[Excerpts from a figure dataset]
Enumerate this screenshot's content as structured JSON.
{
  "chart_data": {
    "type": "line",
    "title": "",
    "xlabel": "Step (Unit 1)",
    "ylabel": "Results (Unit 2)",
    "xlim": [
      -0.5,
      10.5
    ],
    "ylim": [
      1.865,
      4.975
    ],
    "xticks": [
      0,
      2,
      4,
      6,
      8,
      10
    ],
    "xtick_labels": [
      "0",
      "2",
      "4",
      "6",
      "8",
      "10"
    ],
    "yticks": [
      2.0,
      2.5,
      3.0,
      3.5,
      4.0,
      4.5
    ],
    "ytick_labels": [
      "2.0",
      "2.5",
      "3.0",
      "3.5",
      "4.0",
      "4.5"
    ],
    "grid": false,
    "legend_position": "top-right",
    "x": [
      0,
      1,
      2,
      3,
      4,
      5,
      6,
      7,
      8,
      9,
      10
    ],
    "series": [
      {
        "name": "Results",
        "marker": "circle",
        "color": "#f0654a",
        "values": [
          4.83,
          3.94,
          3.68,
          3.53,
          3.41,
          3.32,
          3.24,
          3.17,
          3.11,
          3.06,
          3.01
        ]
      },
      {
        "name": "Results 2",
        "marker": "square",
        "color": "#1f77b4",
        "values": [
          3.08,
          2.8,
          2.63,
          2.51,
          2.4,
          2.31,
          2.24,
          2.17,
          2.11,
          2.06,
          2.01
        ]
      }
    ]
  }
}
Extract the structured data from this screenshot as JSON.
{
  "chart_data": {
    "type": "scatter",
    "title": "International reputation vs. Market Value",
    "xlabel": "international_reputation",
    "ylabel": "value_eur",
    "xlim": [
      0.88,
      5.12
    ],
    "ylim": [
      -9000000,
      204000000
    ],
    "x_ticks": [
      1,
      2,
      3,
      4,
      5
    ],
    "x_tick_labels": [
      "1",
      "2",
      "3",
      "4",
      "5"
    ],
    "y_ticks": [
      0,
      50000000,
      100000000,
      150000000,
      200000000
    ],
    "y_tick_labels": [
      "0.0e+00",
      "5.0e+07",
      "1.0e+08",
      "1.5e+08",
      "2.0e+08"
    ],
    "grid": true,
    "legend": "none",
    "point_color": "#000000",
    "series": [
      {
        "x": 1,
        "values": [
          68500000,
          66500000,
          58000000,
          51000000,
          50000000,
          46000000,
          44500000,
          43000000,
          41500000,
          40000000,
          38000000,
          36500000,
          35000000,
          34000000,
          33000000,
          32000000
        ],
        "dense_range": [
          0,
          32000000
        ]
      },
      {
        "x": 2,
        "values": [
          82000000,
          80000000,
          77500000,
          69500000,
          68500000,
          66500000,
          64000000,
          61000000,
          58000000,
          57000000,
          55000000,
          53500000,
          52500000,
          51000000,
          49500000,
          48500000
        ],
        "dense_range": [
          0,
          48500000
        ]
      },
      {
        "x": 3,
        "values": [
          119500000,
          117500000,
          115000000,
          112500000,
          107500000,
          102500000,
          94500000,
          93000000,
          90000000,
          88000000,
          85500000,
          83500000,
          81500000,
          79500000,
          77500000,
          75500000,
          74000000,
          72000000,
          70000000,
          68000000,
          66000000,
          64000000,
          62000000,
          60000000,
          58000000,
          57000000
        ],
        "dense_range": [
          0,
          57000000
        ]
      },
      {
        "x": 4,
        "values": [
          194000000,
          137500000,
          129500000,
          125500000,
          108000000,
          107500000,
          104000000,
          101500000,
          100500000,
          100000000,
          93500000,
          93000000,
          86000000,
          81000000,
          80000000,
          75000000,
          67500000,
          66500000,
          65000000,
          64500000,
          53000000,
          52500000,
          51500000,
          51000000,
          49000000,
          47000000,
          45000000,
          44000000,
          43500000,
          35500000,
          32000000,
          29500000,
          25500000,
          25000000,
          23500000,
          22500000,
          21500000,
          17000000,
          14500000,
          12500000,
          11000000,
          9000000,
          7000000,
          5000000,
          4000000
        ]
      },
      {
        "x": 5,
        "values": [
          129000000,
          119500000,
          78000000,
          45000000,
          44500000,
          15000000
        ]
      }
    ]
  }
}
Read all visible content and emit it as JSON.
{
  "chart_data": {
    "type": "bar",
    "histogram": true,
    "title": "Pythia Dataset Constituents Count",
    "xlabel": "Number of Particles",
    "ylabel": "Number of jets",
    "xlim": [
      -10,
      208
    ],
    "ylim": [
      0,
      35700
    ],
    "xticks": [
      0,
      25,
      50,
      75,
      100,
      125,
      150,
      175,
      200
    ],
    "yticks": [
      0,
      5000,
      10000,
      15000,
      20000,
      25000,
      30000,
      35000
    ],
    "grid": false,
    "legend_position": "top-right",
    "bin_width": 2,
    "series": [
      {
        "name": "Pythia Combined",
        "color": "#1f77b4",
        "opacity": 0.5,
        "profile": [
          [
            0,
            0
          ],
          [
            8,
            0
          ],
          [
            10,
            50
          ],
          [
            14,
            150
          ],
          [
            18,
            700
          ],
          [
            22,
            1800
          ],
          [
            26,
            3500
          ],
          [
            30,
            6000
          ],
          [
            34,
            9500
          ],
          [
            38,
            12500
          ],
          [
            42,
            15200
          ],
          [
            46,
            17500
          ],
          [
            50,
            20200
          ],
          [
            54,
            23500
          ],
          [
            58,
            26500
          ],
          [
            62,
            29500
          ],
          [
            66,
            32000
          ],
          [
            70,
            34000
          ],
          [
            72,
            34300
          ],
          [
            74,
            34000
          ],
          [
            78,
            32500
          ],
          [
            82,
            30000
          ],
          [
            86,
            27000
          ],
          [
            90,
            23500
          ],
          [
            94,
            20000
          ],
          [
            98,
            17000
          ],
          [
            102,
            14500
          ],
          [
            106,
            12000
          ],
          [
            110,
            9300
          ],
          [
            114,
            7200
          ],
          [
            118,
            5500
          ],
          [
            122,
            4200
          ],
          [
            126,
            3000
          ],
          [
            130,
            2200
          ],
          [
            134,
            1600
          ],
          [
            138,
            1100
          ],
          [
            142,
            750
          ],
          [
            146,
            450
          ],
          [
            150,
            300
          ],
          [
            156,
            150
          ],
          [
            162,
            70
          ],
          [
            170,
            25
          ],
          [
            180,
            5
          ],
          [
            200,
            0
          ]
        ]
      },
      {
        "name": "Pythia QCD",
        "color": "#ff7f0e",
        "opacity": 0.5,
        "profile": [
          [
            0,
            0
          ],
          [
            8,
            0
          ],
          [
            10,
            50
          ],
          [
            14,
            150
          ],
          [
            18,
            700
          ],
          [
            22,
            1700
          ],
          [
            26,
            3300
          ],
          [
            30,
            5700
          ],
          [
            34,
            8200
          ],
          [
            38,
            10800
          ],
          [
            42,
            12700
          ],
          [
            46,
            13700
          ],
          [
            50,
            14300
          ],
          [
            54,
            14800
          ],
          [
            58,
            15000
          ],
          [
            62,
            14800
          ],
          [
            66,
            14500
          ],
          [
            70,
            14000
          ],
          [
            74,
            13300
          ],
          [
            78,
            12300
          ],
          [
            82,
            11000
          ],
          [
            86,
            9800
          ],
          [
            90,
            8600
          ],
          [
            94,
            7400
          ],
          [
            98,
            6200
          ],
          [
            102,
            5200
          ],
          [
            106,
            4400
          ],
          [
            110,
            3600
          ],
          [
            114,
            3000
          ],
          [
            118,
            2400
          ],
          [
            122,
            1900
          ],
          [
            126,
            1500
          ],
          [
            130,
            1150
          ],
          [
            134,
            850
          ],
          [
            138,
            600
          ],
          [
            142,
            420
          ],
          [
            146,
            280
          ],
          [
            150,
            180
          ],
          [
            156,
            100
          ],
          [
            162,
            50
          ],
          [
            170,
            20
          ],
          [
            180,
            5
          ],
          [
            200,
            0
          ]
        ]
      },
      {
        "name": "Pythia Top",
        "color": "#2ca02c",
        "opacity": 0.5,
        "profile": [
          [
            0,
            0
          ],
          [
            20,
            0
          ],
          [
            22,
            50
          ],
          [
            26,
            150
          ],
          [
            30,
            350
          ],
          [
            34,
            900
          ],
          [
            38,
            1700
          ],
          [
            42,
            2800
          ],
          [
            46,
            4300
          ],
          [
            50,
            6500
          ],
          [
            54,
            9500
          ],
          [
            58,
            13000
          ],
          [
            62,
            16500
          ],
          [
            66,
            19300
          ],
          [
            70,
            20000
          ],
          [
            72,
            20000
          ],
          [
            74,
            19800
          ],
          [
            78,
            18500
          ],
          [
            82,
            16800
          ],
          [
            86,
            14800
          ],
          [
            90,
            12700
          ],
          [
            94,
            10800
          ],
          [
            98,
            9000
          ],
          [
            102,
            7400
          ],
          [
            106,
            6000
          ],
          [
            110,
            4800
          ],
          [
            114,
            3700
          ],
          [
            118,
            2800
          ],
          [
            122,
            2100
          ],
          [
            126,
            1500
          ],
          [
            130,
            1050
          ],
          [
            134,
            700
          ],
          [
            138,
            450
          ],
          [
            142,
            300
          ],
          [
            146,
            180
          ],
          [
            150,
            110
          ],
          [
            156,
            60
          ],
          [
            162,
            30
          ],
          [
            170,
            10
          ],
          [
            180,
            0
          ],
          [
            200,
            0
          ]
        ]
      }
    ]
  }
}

> **INSTRUCTIONS FOR THE TASK**: Which lines contain "this"? Copy each of them out.

> **TASK OUTPUT**:
Enumerate this screenshot's content as structured JSON.
Extract the structured data from this screenshot as JSON.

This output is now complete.